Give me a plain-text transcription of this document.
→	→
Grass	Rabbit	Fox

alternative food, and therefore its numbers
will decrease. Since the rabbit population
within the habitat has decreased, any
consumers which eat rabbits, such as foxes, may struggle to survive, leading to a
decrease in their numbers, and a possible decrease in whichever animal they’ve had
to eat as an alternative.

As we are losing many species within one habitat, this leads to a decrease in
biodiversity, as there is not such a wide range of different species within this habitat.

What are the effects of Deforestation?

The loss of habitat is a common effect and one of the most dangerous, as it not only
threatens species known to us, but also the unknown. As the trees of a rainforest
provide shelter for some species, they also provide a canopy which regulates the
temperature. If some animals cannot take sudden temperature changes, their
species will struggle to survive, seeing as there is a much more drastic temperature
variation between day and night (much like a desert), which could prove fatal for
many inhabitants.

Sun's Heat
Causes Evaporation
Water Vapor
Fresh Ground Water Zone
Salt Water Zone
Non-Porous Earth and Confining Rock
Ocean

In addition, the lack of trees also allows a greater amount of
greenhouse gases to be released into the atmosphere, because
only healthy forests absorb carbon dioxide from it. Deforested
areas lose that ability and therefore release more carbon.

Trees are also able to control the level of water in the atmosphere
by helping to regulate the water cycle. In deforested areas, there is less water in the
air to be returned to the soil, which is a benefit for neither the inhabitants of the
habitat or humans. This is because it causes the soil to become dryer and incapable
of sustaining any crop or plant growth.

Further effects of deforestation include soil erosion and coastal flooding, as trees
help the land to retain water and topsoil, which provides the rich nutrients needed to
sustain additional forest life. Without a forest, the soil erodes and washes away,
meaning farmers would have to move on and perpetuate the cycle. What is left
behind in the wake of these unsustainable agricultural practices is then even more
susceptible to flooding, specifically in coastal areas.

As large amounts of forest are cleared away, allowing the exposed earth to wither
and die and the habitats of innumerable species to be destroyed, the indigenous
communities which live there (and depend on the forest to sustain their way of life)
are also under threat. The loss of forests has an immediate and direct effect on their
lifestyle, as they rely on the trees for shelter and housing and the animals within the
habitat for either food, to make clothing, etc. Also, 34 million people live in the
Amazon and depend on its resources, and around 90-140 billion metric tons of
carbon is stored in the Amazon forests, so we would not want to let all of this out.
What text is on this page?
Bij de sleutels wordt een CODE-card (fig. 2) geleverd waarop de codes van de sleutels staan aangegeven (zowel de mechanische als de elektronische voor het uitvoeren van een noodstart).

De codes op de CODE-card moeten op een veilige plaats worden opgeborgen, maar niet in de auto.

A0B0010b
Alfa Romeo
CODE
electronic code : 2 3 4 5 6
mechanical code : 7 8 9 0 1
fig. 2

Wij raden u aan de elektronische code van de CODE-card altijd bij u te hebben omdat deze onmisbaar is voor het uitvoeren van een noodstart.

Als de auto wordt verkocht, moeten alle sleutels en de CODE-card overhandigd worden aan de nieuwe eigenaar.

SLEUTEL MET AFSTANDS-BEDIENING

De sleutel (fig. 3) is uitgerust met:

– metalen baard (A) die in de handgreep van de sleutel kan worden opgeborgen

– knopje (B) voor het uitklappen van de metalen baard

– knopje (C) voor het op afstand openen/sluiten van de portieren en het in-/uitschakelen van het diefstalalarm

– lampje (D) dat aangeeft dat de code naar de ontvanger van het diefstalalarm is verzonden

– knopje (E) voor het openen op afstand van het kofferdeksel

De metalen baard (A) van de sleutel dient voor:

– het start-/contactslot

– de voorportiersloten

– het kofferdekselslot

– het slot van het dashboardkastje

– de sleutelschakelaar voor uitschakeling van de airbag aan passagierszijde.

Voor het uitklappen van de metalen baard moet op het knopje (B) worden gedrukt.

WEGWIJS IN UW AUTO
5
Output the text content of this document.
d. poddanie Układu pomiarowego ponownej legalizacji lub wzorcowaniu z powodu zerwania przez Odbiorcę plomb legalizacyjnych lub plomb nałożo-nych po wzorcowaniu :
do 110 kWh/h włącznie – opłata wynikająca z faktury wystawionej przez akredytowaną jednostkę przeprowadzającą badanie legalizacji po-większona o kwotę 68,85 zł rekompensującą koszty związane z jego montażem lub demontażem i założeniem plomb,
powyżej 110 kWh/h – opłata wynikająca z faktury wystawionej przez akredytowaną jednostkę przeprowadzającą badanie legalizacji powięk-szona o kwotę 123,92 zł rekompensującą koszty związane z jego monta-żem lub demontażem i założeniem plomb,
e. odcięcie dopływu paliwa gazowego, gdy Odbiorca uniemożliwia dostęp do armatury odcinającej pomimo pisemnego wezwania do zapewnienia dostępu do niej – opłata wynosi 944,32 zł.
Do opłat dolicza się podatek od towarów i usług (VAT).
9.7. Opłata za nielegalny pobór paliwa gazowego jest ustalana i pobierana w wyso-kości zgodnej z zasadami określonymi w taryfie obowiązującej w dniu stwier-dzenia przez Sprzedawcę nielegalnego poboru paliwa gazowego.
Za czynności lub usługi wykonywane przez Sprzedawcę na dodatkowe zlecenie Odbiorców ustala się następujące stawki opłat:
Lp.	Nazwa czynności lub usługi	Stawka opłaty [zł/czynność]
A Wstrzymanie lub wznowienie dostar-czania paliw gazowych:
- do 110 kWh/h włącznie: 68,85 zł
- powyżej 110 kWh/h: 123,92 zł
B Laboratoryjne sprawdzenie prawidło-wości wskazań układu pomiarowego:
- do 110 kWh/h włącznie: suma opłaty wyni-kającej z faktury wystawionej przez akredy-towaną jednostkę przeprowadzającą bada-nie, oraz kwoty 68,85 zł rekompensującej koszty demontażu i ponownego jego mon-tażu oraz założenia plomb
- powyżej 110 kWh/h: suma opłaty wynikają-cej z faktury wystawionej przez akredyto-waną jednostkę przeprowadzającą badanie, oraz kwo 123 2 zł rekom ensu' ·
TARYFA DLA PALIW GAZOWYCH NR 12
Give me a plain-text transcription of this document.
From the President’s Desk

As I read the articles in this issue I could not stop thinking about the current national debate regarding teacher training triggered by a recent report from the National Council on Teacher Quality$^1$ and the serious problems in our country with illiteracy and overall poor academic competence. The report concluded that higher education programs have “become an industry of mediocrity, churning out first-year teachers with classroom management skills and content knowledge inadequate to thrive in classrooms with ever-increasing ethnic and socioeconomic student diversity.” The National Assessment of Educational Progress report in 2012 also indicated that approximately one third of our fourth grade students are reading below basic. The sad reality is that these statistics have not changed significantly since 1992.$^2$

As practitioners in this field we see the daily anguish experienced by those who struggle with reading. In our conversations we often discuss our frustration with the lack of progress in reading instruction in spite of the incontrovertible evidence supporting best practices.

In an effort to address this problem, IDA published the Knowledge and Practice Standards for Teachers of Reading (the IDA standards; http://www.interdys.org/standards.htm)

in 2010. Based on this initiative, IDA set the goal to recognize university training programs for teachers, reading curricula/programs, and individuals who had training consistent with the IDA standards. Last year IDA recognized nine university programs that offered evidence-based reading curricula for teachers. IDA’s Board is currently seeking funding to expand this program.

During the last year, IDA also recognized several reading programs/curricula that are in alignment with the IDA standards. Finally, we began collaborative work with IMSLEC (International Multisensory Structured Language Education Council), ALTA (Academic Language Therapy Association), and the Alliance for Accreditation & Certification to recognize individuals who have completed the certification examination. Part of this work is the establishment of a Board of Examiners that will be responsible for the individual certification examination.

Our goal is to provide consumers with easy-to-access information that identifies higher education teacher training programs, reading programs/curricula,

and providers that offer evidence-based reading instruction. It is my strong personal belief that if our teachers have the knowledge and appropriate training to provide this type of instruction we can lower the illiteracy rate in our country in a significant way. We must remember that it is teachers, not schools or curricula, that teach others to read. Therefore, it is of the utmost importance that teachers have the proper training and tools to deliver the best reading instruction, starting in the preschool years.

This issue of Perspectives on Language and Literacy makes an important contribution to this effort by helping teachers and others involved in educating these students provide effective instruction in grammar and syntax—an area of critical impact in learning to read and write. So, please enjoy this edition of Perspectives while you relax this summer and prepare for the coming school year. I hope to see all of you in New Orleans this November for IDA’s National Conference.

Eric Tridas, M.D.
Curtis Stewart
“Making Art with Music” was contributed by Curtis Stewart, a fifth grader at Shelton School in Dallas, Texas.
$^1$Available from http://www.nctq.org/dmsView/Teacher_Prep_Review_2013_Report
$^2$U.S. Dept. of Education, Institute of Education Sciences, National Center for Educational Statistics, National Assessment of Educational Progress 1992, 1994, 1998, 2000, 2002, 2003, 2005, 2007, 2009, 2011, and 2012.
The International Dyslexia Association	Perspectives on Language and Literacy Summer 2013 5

* **Exercise**
Among the entries above, how many lines hold the word "effects"? Reply with only that number.

* **The result**
2